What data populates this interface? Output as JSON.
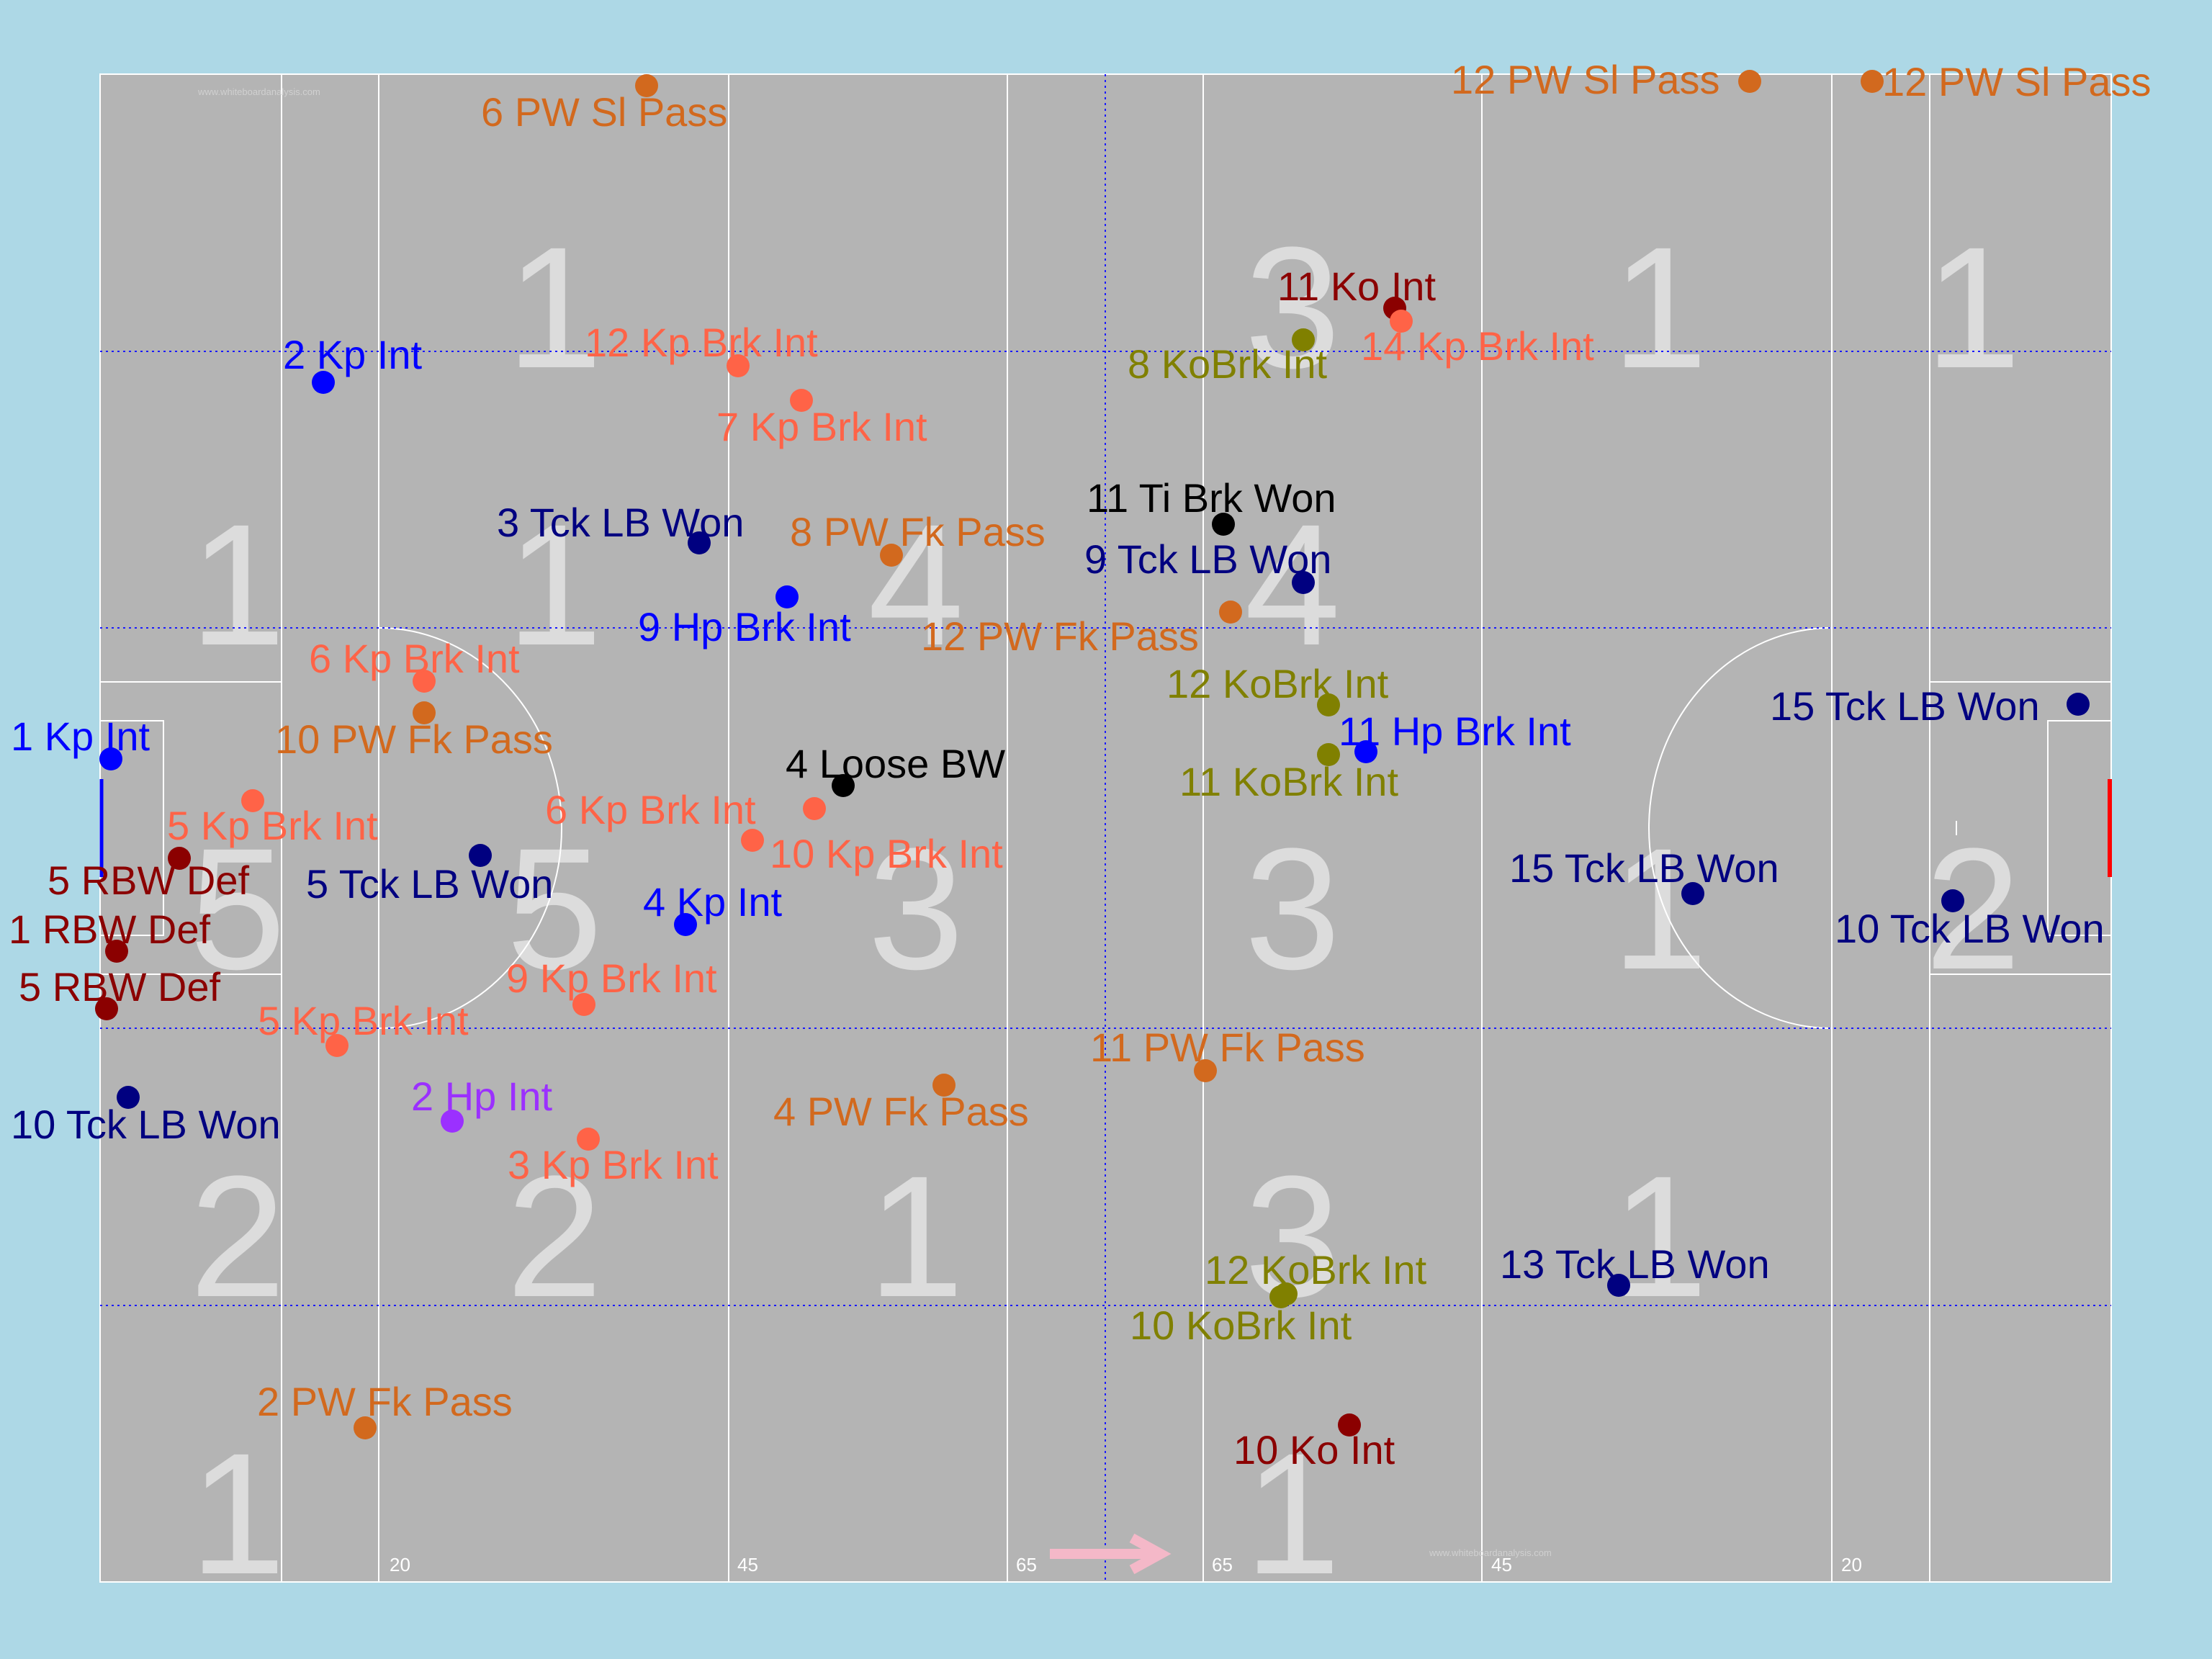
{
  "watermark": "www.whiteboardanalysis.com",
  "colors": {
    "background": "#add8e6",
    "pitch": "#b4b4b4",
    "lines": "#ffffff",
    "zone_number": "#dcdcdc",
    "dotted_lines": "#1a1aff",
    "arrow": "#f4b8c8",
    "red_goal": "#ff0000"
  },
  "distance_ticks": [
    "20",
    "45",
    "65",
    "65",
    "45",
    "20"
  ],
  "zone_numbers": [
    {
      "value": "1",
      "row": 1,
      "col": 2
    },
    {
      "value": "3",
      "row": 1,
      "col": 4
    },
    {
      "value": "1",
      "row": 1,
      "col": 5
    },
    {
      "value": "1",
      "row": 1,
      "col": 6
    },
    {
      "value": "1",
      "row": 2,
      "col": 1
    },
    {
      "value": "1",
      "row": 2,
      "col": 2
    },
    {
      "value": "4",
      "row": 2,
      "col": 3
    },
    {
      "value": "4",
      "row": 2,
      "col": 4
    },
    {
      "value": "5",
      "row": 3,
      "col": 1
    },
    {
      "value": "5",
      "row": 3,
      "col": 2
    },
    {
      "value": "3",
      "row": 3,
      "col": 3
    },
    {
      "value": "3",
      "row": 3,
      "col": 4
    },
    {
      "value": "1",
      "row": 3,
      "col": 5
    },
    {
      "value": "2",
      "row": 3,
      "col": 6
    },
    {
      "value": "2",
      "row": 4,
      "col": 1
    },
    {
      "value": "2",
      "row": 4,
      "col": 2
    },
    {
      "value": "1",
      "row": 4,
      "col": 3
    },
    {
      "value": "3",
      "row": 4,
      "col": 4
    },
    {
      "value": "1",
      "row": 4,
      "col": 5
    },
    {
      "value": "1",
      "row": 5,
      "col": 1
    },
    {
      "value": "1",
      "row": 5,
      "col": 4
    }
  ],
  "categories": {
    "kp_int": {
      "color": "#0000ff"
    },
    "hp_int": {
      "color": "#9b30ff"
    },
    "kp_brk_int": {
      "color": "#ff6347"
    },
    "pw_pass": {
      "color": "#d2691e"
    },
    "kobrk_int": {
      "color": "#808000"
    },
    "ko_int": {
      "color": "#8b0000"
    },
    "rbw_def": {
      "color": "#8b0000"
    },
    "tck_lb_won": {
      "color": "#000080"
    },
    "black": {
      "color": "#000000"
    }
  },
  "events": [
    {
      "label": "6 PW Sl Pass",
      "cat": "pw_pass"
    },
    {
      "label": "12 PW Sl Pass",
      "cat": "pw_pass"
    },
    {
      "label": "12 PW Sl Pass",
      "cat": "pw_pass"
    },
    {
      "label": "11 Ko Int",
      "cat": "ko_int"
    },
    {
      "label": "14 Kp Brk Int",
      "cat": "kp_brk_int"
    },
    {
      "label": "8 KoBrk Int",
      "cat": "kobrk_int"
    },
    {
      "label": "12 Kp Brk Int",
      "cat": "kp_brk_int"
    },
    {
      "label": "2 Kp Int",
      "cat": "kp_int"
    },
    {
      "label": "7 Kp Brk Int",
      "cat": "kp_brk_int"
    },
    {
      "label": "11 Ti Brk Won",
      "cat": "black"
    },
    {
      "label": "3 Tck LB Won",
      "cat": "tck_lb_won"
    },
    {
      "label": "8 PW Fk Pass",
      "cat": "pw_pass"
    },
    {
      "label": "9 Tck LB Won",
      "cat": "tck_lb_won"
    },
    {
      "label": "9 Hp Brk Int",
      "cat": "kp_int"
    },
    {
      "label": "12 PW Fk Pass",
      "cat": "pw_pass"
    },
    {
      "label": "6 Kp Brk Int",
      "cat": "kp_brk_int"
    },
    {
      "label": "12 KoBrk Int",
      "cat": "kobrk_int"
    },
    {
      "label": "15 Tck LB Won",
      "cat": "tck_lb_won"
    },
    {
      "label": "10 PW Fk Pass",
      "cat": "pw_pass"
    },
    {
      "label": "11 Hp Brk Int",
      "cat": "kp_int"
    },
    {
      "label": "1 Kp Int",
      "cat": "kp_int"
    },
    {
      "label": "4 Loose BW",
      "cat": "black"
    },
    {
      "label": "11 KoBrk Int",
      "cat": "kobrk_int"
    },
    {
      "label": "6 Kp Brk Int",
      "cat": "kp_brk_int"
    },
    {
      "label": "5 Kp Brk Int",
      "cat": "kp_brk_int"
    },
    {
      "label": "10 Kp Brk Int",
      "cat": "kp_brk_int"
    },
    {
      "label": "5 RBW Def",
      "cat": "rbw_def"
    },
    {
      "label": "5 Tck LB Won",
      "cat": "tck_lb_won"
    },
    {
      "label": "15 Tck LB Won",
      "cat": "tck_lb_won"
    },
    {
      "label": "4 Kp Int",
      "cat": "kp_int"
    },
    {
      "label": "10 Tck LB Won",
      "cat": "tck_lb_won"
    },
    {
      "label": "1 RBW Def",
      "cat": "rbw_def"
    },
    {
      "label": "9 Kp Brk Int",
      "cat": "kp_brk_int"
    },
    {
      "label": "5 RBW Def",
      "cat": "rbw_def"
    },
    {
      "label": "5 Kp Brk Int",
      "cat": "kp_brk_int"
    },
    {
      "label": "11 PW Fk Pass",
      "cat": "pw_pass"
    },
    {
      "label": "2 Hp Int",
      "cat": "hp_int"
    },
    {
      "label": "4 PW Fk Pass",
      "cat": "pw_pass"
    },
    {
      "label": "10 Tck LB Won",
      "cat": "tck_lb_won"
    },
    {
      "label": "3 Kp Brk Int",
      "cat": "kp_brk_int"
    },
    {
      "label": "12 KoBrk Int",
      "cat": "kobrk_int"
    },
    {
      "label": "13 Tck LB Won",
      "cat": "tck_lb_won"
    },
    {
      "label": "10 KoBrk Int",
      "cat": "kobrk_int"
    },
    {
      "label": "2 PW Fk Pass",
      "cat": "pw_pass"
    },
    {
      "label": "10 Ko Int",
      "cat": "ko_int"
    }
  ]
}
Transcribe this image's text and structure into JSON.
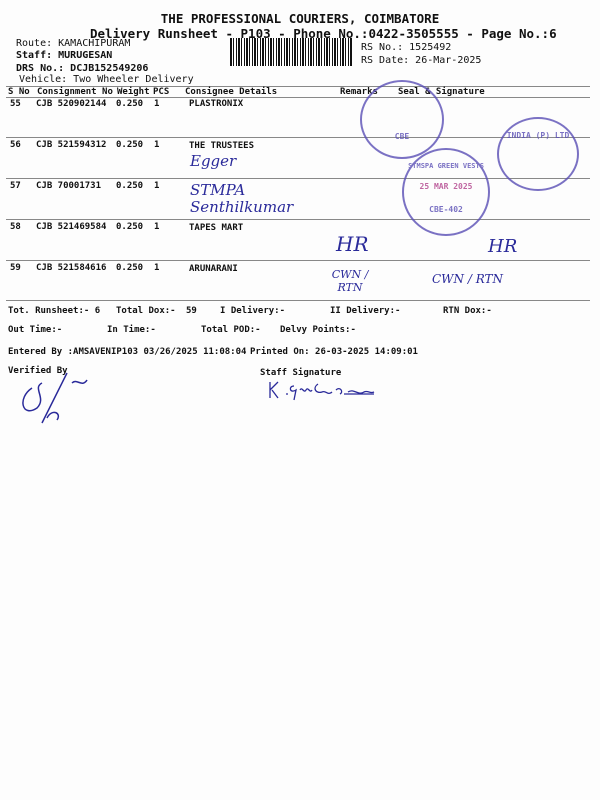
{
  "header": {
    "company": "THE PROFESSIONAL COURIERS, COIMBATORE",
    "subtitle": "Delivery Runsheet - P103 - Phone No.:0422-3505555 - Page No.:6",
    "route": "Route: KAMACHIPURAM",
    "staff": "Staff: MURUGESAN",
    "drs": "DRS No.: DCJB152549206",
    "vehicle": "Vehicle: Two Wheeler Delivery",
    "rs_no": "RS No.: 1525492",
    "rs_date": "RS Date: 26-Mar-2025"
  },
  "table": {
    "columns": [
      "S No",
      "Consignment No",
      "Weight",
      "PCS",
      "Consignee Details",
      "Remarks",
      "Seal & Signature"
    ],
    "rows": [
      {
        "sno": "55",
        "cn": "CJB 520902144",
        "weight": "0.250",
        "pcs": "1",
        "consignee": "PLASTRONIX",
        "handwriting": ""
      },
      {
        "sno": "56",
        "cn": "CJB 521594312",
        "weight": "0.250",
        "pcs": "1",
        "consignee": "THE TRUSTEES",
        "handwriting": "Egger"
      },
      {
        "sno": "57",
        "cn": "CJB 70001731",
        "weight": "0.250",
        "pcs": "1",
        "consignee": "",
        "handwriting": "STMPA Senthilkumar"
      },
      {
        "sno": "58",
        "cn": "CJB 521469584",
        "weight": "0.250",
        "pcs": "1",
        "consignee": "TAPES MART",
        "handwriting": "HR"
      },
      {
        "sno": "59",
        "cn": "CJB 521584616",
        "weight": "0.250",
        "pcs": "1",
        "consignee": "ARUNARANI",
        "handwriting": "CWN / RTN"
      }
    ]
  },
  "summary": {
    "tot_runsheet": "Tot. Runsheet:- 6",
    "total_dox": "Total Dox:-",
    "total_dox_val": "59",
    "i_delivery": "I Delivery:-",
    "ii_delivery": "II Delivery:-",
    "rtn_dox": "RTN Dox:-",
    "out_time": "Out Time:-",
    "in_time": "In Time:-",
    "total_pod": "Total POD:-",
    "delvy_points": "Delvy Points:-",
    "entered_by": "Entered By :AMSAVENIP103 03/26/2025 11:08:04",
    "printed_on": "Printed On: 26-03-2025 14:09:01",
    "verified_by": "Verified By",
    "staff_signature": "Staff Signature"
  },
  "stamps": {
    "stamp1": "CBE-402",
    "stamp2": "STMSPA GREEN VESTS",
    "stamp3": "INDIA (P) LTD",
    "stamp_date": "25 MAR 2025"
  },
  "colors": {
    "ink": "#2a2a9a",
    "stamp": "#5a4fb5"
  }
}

------------------------------------------------

Read the entries and select each line where the word "Delivery" is found.

    "subtitle": "Delivery Runsheet - P103 - Phone No.:0422-3505555 - Page No.:6",
    "vehicle": "Vehicle: Two Wheeler Delivery",
    "i_delivery": "I Delivery:-",
    "ii_delivery": "II Delivery:-",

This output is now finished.